*TASK DETAILS*:
Copy all lines of the listing that include the string "color".

**** INPUT ROWS

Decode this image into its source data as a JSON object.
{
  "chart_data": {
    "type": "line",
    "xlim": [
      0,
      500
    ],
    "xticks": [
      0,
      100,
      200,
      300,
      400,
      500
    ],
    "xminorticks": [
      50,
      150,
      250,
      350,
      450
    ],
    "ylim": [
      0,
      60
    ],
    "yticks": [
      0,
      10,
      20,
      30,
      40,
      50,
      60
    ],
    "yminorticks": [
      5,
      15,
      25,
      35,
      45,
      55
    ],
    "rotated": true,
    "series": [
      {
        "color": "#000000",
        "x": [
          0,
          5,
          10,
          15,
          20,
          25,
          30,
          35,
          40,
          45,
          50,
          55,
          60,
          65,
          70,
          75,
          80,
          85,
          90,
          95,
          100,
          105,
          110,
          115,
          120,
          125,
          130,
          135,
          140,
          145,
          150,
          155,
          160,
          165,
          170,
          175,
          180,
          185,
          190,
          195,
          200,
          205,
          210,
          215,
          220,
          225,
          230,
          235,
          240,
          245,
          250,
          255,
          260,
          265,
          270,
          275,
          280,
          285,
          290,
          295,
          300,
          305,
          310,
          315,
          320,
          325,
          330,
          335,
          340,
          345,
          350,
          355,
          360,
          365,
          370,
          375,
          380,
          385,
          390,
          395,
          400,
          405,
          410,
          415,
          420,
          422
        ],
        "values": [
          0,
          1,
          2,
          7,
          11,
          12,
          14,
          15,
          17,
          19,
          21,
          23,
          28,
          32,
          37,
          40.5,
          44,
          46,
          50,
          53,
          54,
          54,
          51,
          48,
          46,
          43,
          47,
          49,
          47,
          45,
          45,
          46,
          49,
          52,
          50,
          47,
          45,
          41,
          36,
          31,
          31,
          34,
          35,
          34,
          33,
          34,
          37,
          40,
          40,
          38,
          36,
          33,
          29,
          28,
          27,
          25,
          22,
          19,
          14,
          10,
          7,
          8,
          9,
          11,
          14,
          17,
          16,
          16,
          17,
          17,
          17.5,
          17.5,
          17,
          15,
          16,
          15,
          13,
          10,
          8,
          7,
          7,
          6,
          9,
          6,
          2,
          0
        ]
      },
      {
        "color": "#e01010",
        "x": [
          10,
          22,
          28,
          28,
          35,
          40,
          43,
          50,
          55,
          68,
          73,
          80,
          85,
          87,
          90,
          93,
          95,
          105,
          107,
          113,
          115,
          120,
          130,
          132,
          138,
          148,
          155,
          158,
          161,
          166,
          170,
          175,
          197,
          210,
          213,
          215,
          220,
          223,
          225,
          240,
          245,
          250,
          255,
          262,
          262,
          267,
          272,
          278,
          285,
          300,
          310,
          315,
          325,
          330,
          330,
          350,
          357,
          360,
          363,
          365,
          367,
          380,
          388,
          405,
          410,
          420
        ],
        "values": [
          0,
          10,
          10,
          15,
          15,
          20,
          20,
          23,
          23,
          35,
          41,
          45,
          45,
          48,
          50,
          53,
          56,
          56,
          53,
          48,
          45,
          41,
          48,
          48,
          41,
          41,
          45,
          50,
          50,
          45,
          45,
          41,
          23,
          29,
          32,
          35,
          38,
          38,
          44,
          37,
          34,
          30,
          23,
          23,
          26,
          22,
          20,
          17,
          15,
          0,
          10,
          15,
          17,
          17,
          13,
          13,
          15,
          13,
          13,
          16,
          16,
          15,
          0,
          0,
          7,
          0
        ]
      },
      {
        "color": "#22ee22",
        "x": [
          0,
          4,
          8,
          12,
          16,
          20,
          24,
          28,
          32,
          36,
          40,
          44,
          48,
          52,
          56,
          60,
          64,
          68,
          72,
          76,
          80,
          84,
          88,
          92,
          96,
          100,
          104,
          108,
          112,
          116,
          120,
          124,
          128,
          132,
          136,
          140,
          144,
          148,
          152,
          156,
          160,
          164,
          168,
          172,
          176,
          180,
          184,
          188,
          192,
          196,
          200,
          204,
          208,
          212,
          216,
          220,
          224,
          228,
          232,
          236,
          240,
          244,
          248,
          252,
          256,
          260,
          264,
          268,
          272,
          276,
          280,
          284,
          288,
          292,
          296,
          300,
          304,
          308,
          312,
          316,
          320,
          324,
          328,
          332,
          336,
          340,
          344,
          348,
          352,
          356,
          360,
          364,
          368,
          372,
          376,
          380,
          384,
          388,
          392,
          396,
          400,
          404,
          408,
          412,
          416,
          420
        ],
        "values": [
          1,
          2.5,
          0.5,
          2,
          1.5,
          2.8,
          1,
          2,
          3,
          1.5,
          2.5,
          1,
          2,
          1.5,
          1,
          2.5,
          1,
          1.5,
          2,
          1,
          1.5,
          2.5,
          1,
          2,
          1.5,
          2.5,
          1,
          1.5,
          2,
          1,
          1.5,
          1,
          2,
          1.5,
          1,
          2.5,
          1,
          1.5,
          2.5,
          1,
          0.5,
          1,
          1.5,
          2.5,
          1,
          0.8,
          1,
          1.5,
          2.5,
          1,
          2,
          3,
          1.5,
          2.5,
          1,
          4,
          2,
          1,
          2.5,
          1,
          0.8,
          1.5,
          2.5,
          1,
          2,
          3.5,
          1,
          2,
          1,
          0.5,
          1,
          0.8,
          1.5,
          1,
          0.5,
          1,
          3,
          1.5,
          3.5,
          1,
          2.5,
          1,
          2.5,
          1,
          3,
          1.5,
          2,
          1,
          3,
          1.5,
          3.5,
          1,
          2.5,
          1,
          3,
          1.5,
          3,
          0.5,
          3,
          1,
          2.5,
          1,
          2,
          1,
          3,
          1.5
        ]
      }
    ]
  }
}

********

*FULL ANSWER*:
        "color": "#000000",
        "color": "#e01010",
        "color": "#22ee22",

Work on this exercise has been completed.